**Do this**
Locate the lines that hold the string "title". Copy every such line.

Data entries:
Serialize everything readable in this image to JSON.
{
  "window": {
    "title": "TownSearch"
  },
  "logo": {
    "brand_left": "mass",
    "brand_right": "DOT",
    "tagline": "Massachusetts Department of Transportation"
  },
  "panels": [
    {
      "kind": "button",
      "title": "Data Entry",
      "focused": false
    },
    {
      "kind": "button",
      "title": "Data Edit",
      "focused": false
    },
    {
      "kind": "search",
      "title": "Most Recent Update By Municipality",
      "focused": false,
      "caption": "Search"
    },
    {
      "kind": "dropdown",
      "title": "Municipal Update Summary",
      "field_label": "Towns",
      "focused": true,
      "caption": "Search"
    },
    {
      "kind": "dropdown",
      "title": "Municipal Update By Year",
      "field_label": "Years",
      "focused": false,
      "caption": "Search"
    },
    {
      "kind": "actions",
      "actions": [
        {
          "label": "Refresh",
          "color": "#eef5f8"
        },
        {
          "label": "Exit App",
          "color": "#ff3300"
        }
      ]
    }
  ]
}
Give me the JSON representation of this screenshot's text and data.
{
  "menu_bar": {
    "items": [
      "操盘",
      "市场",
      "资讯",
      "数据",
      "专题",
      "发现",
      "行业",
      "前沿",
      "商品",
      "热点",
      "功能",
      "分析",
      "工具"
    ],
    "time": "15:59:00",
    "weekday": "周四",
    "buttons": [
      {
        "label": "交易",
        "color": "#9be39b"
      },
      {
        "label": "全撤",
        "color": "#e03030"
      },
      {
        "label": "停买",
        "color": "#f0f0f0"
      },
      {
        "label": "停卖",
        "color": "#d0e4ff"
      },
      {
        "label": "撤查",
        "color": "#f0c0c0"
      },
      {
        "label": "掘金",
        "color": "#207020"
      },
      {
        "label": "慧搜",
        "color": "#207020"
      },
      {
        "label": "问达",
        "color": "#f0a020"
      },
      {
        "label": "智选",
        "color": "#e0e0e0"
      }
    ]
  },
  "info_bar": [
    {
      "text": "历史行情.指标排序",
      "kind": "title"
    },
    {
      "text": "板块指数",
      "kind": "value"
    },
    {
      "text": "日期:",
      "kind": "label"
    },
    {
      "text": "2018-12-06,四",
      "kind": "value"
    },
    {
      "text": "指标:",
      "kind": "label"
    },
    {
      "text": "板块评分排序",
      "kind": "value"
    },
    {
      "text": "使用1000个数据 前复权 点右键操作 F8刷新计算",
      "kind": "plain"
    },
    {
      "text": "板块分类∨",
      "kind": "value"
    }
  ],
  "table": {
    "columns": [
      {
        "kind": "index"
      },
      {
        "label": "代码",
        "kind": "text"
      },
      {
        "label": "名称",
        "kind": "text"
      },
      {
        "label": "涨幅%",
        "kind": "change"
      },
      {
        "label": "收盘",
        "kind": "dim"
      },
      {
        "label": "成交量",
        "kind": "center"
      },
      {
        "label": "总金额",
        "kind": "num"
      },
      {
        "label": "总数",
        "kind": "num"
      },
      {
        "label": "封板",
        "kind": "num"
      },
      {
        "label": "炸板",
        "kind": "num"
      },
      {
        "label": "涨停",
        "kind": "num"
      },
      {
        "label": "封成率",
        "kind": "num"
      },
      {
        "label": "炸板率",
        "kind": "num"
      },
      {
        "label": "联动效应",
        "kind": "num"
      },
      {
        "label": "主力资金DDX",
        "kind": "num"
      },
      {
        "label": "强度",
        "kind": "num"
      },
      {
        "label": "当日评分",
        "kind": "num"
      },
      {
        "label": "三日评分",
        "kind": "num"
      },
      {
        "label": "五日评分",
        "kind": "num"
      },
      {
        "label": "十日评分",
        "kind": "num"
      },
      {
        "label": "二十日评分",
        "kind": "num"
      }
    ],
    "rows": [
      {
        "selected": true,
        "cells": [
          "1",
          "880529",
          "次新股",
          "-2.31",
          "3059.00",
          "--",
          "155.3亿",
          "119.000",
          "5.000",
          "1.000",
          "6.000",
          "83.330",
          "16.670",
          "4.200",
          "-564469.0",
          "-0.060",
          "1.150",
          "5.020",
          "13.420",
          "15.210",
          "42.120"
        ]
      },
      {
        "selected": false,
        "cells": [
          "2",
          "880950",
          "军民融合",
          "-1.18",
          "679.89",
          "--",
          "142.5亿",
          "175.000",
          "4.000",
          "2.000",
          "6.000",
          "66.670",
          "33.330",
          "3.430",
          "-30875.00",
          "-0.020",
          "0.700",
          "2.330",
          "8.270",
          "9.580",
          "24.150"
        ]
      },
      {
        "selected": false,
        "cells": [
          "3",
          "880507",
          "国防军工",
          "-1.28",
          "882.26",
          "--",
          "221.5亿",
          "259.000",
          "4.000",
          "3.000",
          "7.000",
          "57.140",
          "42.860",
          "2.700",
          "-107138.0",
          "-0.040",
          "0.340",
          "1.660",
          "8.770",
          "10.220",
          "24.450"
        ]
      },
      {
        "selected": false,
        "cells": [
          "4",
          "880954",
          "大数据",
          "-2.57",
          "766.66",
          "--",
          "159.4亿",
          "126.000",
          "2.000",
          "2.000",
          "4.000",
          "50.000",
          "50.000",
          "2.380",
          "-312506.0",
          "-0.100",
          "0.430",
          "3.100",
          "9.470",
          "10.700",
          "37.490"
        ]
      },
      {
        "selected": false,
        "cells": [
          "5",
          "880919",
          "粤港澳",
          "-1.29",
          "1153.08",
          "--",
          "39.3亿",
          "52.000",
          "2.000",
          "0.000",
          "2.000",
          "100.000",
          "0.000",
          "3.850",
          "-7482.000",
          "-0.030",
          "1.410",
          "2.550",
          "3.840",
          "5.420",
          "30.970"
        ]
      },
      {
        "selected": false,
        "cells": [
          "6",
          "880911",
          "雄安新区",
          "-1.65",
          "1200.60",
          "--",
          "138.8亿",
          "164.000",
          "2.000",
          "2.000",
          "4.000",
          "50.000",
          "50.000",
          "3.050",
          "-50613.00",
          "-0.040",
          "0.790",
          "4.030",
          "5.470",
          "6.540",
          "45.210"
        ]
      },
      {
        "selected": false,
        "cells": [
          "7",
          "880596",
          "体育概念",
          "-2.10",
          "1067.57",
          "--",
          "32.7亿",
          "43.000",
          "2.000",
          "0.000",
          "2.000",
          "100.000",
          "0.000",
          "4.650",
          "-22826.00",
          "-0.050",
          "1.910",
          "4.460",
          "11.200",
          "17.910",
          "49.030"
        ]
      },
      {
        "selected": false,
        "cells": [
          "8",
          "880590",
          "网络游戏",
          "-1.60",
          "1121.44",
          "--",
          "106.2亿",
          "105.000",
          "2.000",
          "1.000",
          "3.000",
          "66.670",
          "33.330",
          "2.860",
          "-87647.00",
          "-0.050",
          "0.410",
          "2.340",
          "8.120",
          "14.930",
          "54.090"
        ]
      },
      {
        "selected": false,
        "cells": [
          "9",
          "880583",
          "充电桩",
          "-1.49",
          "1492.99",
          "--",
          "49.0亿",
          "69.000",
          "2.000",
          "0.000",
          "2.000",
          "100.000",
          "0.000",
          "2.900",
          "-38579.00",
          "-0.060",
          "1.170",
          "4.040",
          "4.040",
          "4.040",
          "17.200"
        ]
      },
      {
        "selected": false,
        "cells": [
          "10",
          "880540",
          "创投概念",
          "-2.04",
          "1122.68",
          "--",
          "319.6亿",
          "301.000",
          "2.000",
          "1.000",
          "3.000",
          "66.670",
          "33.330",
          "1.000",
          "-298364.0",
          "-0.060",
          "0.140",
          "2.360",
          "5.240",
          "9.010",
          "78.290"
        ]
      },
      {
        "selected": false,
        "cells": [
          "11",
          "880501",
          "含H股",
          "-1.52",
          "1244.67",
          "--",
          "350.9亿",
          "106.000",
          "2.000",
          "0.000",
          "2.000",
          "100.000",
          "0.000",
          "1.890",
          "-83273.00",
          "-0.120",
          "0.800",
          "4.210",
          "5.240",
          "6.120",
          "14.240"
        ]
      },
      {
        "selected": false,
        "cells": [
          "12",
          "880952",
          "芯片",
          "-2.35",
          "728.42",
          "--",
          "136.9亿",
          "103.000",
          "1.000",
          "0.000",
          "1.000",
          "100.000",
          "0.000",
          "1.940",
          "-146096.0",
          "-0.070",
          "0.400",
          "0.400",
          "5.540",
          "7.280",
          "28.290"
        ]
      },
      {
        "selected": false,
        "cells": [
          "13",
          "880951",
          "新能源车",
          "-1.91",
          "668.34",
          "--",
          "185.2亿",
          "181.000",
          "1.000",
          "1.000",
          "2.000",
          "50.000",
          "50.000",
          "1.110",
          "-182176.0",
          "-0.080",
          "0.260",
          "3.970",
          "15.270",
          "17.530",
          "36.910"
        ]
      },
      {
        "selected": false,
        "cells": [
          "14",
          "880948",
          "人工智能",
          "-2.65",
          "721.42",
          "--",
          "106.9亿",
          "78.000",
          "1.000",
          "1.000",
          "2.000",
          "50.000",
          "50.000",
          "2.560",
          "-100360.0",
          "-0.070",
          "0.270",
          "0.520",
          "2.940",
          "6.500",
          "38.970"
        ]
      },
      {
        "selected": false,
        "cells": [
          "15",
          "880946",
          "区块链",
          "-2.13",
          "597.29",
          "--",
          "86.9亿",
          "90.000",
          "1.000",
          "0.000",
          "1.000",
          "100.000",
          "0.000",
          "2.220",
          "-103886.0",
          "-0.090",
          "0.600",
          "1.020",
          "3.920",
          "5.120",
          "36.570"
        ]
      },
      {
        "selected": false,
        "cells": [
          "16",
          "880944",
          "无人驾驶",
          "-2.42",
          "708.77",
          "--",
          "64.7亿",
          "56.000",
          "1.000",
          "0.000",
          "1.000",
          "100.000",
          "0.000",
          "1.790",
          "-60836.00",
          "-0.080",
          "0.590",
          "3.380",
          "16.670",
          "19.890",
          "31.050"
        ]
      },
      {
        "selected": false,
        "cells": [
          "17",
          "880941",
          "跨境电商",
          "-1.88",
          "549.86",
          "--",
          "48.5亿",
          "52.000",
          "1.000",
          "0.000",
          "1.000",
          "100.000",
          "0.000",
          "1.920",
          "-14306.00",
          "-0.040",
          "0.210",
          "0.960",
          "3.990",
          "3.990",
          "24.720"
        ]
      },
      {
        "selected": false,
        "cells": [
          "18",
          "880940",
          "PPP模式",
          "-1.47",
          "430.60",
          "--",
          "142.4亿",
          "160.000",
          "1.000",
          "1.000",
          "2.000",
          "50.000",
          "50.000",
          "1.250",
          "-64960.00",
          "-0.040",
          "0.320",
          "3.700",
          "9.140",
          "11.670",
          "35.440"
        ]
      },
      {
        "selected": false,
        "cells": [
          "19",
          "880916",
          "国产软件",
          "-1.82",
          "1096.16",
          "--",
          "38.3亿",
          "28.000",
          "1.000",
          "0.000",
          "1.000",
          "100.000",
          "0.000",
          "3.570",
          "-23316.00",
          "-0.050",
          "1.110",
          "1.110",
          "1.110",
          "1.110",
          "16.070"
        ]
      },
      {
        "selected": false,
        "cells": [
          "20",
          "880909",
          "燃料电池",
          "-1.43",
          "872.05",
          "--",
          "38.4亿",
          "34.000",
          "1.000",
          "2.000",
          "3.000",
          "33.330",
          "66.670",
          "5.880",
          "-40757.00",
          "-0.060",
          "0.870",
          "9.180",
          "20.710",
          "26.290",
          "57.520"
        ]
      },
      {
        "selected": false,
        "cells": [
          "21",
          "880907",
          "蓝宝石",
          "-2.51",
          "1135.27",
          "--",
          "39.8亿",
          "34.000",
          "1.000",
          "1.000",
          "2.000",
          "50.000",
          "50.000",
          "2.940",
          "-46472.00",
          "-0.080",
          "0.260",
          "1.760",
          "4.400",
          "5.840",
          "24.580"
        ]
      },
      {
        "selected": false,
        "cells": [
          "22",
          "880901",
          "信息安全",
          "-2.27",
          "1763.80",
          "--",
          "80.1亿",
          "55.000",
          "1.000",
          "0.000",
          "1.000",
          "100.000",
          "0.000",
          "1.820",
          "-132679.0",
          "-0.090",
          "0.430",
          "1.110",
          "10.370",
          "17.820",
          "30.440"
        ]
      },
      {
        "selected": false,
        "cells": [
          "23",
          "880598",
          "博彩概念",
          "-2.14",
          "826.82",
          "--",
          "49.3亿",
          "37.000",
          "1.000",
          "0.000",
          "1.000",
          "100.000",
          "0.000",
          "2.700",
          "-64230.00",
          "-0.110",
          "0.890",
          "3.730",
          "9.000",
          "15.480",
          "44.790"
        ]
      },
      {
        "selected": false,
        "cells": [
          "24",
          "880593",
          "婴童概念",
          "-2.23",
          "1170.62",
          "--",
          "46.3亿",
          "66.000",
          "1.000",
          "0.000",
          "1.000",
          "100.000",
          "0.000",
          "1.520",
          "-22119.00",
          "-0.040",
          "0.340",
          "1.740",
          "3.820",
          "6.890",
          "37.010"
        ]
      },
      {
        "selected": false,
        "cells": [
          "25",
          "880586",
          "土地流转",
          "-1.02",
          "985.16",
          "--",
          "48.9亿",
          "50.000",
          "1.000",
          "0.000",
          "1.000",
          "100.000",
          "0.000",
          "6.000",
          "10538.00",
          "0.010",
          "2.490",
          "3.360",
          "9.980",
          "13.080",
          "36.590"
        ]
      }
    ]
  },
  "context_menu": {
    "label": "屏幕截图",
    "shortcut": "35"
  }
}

**Exercise answer**
    "title": "TownSearch"
      "title": "Data Entry",
      "title": "Data Edit",
      "title": "Most Recent Update By Municipality",
      "title": "Municipal Update Summary",
      "title": "Municipal Update By Year",
      "kind": "title"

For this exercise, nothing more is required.